Information given ->
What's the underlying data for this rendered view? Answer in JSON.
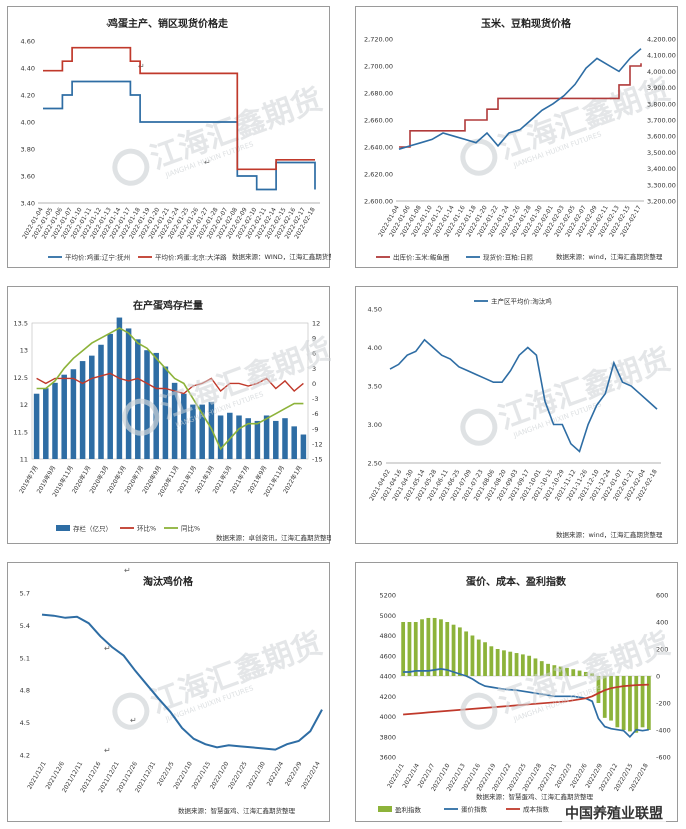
{
  "footer": {
    "brand": "中国养殖业联盟"
  },
  "watermark": {
    "cn": "江海汇鑫期货",
    "en": "JIANGHAI HUIXIN FUTURES"
  },
  "return_mark": "↵",
  "chart_data": [
    {
      "id": "p1",
      "type": "line",
      "title": "鸡蛋主产、销区现货价格走",
      "ylim": [
        3.4,
        4.6
      ],
      "yticks": [
        "3.40",
        "3.60",
        "3.80",
        "4.00",
        "4.20",
        "4.40",
        "4.60"
      ],
      "x": [
        "2022-01-04",
        "2022-01-05",
        "2022-01-06",
        "2022-01-07",
        "2022-01-10",
        "2022-01-11",
        "2022-01-12",
        "2022-01-13",
        "2022-01-14",
        "2022-01-17",
        "2022-01-18",
        "2022-01-19",
        "2022-01-20",
        "2022-01-21",
        "2022-01-24",
        "2022-01-25",
        "2022-01-26",
        "2022-01-27",
        "2022-01-28",
        "2022-02-07",
        "2022-02-08",
        "2022-02-09",
        "2022-02-10",
        "2022-02-11",
        "2022-02-14",
        "2022-02-15",
        "2022-02-16",
        "2022-02-17",
        "2022-02-18"
      ],
      "series": [
        {
          "name": "平均价:鸡蛋:辽宁:抚州",
          "color": "#2e6da4",
          "values": [
            4.1,
            4.1,
            4.2,
            4.3,
            4.3,
            4.3,
            4.3,
            4.3,
            4.3,
            4.2,
            4.0,
            4.0,
            4.0,
            4.0,
            4.0,
            4.0,
            4.0,
            4.0,
            4.0,
            4.0,
            3.6,
            3.6,
            3.5,
            3.5,
            3.7,
            3.7,
            3.7,
            3.7,
            3.5
          ]
        },
        {
          "name": "平均价:鸡蛋:北京:大洋路",
          "color": "#c0392b",
          "values": [
            4.38,
            4.38,
            4.45,
            4.55,
            4.55,
            4.55,
            4.55,
            4.55,
            4.55,
            4.45,
            4.36,
            4.36,
            4.36,
            4.36,
            4.36,
            4.36,
            4.36,
            4.36,
            4.36,
            4.36,
            3.65,
            3.65,
            3.65,
            3.65,
            3.72,
            3.72,
            3.72,
            3.72,
            3.72
          ]
        }
      ],
      "source": "数据来源：WIND，江海汇鑫期货整理"
    },
    {
      "id": "p2",
      "type": "line",
      "title": "玉米、豆粕现货价格",
      "ylim": [
        2600,
        2720
      ],
      "yticks": [
        "2,600.00",
        "2,620.00",
        "2,640.00",
        "2,660.00",
        "2,680.00",
        "2,700.00",
        "2,720.00"
      ],
      "y2lim": [
        3200,
        4200
      ],
      "y2ticks": [
        "3,200.00",
        "3,300.00",
        "3,400.00",
        "3,500.00",
        "3,600.00",
        "3,700.00",
        "3,800.00",
        "3,900.00",
        "4,000.00",
        "4,100.00",
        "4,200.00"
      ],
      "x": [
        "2022-01-04",
        "2022-01-06",
        "2022-01-08",
        "2022-01-10",
        "2022-01-12",
        "2022-01-14",
        "2022-01-16",
        "2022-01-18",
        "2022-01-20",
        "2022-01-22",
        "2022-01-24",
        "2022-01-26",
        "2022-01-28",
        "2022-01-30",
        "2022-02-01",
        "2022-02-03",
        "2022-02-05",
        "2022-02-07",
        "2022-02-09",
        "2022-02-11",
        "2022-02-13",
        "2022-02-15",
        "2022-02-17"
      ],
      "series": [
        {
          "name": "出库价:玉米:鲅鱼圈",
          "axis": "left",
          "color": "#b03a3a",
          "values": [
            2640,
            2652,
            2652,
            2652,
            2652,
            2652,
            2660,
            2660,
            2668,
            2676,
            2676,
            2676,
            2676,
            2676,
            2676,
            2676,
            2676,
            2676,
            2676,
            2676,
            2686,
            2700,
            2702
          ]
        },
        {
          "name": "现货价:豆粕:日照",
          "axis": "right",
          "color": "#2e6da4",
          "values": [
            3520,
            3540,
            3560,
            3580,
            3620,
            3600,
            3580,
            3560,
            3620,
            3540,
            3620,
            3640,
            3700,
            3760,
            3800,
            3850,
            3920,
            4020,
            4080,
            4040,
            4000,
            4080,
            4140
          ]
        }
      ],
      "source": "数据来源：wind，江海汇鑫期货整理"
    },
    {
      "id": "p3",
      "type": "bar",
      "title": "在产蛋鸡存栏量",
      "ylim": [
        11,
        13.5
      ],
      "yticks": [
        "11",
        "11.5",
        "12",
        "12.5",
        "13",
        "13.5"
      ],
      "y2lim": [
        -15,
        12
      ],
      "y2ticks": [
        "12",
        "9",
        "6",
        "3",
        "0",
        "-3",
        "-6",
        "-9",
        "-12",
        "-15"
      ],
      "xticks": [
        "2019年7月",
        "2019年9月",
        "2019年11月",
        "2020年1月",
        "2020年3月",
        "2020年5月",
        "2020年7月",
        "2020年9月",
        "2020年11月",
        "2021年1月",
        "2021年3月",
        "2021年5月",
        "2021年7月",
        "2021年9月",
        "2021年11月",
        "2022年1月"
      ],
      "bar_values": [
        12.2,
        12.3,
        12.4,
        12.55,
        12.65,
        12.8,
        12.9,
        13.1,
        13.3,
        13.6,
        13.4,
        13.2,
        13.0,
        12.95,
        12.7,
        12.4,
        12.2,
        12.0,
        12.0,
        12.05,
        11.8,
        11.85,
        11.8,
        11.75,
        11.7,
        11.8,
        11.7,
        11.75,
        11.6,
        11.45
      ],
      "mom_values": [
        1.0,
        0.0,
        1.0,
        1.0,
        1.0,
        0.0,
        1.0,
        1.5,
        2.0,
        1.0,
        0.5,
        1.0,
        0.0,
        -1.0,
        -1.0,
        -1.5,
        -2.0,
        -0.5,
        0.0,
        1.0,
        -1.5,
        0.0,
        0.0,
        -0.5,
        0.0,
        1.0,
        -1.0,
        0.5,
        -1.5,
        0.0
      ],
      "yoy_values": [
        -1.0,
        -1.0,
        0.5,
        3.0,
        5.0,
        6.5,
        8.0,
        9.0,
        10.0,
        11.0,
        10.0,
        8.0,
        7.0,
        5.0,
        3.0,
        1.0,
        0.0,
        -3.0,
        -6.0,
        -9.0,
        -13.0,
        -11.0,
        -9.0,
        -8.0,
        -8.0,
        -7.0,
        -6.0,
        -5.0,
        -4.0,
        -4.0
      ],
      "series_names": [
        "存栏（亿只）",
        "环比%",
        "同比%"
      ],
      "colors": [
        "#2e6da4",
        "#c0392b",
        "#8db33a"
      ],
      "source": "数据来源：卓创资讯，江海汇鑫期货整理"
    },
    {
      "id": "p4",
      "type": "line",
      "title": "",
      "ylim": [
        2.5,
        4.5
      ],
      "yticks": [
        "2.50",
        "3.00",
        "3.50",
        "4.00",
        "4.50"
      ],
      "xticks": [
        "2021-04-02",
        "2021-04-16",
        "2021-04-30",
        "2021-05-14",
        "2021-05-28",
        "2021-06-11",
        "2021-06-25",
        "2021-07-09",
        "2021-07-23",
        "2021-08-06",
        "2021-08-20",
        "2021-09-03",
        "2021-09-17",
        "2021-10-01",
        "2021-10-15",
        "2021-10-29",
        "2021-11-12",
        "2021-11-26",
        "2021-12-10",
        "2021-12-24",
        "2022-01-07",
        "2022-01-21",
        "2022-02-04",
        "2022-02-18"
      ],
      "series": [
        {
          "name": "主产区平均价:淘汰鸡",
          "color": "#2e6da4",
          "values": [
            3.72,
            3.78,
            3.9,
            3.95,
            4.1,
            4.0,
            3.9,
            3.85,
            3.75,
            3.7,
            3.65,
            3.6,
            3.55,
            3.55,
            3.7,
            3.9,
            4.0,
            3.9,
            3.3,
            3.0,
            3.0,
            2.75,
            2.65,
            3.0,
            3.25,
            3.4,
            3.8,
            3.55,
            3.5,
            3.4,
            3.3,
            3.2
          ]
        }
      ],
      "source": "数据来源：wind，江海汇鑫期货整理"
    },
    {
      "id": "p5",
      "type": "line",
      "title": "淘汰鸡价格",
      "ylim": [
        4.2,
        5.7
      ],
      "yticks": [
        "4.2",
        "4.5",
        "4.8",
        "5.1",
        "5.4",
        "5.7"
      ],
      "xticks": [
        "2021/12/1",
        "2021/12/6",
        "2021/12/11",
        "2021/12/16",
        "2021/12/21",
        "2021/12/26",
        "2021/12/31",
        "2022/1/5",
        "2022/1/10",
        "2022/1/15",
        "2022/1/20",
        "2022/1/25",
        "2022/1/30",
        "2022/2/4",
        "2022/2/9",
        "2022/2/14"
      ],
      "series": [
        {
          "name": "淘汰鸡价格",
          "color": "#2e6da4",
          "values": [
            5.5,
            5.49,
            5.47,
            5.48,
            5.42,
            5.3,
            5.2,
            5.12,
            4.98,
            4.85,
            4.72,
            4.6,
            4.45,
            4.35,
            4.3,
            4.27,
            4.29,
            4.28,
            4.27,
            4.26,
            4.25,
            4.3,
            4.33,
            4.42,
            4.62
          ]
        }
      ],
      "source": "数据来源：智慧蛋鸡、江海汇鑫期货整理"
    },
    {
      "id": "p6",
      "type": "bar",
      "title": "蛋价、成本、盈利指数",
      "ylim": [
        3600,
        5200
      ],
      "yticks": [
        "3600",
        "3800",
        "4000",
        "4200",
        "4400",
        "4600",
        "4800",
        "5000",
        "5200"
      ],
      "y2lim": [
        -600,
        600
      ],
      "y2ticks": [
        "-600",
        "-400",
        "-200",
        "0",
        "200",
        "400",
        "600"
      ],
      "xticks": [
        "2022/1/1",
        "2022/1/4",
        "2022/1/7",
        "2022/1/10",
        "2022/1/13",
        "2022/1/16",
        "2022/1/19",
        "2022/1/22",
        "2022/1/25",
        "2022/1/28",
        "2022/1/31",
        "2022/2/3",
        "2022/2/6",
        "2022/2/9",
        "2022/2/12",
        "2022/2/15",
        "2022/2/18"
      ],
      "profit_values": [
        400,
        400,
        400,
        420,
        430,
        430,
        420,
        400,
        380,
        360,
        330,
        300,
        270,
        250,
        220,
        200,
        190,
        180,
        170,
        160,
        150,
        130,
        110,
        90,
        80,
        70,
        60,
        50,
        40,
        30,
        20,
        -200,
        -310,
        -330,
        -380,
        -400,
        -410,
        -420,
        -380,
        -400
      ],
      "price_values": [
        4440,
        4440,
        4450,
        4450,
        4450,
        4460,
        4470,
        4460,
        4440,
        4420,
        4400,
        4370,
        4330,
        4300,
        4290,
        4280,
        4270,
        4265,
        4260,
        4250,
        4240,
        4230,
        4220,
        4210,
        4200,
        4200,
        4200,
        4200,
        4190,
        4180,
        4150,
        3980,
        3900,
        3880,
        3870,
        3860,
        3800,
        3870,
        3860,
        3870
      ],
      "cost_values": [
        4020,
        4025,
        4030,
        4035,
        4040,
        4045,
        4050,
        4055,
        4060,
        4065,
        4070,
        4075,
        4080,
        4085,
        4090,
        4095,
        4100,
        4105,
        4110,
        4115,
        4120,
        4125,
        4130,
        4135,
        4140,
        4145,
        4150,
        4160,
        4170,
        4180,
        4200,
        4230,
        4260,
        4280,
        4290,
        4300,
        4305,
        4310,
        4312,
        4315
      ],
      "series_names": [
        "盈利指数",
        "蛋价指数",
        "成本指数"
      ],
      "colors": [
        "#8db33a",
        "#2e6da4",
        "#c0392b"
      ],
      "source": "数据来源：智慧蛋鸡、江海汇鑫期货整理"
    }
  ]
}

Task ->
In the records above, find each line with the word "title" and copy it.

Task output ->
      "title": "鸡蛋主产、销区现货价格走",
      "title": "玉米、豆粕现货价格",
      "title": "在产蛋鸡存栏量",
      "title": "",
      "title": "淘汰鸡价格",
      "title": "蛋价、成本、盈利指数",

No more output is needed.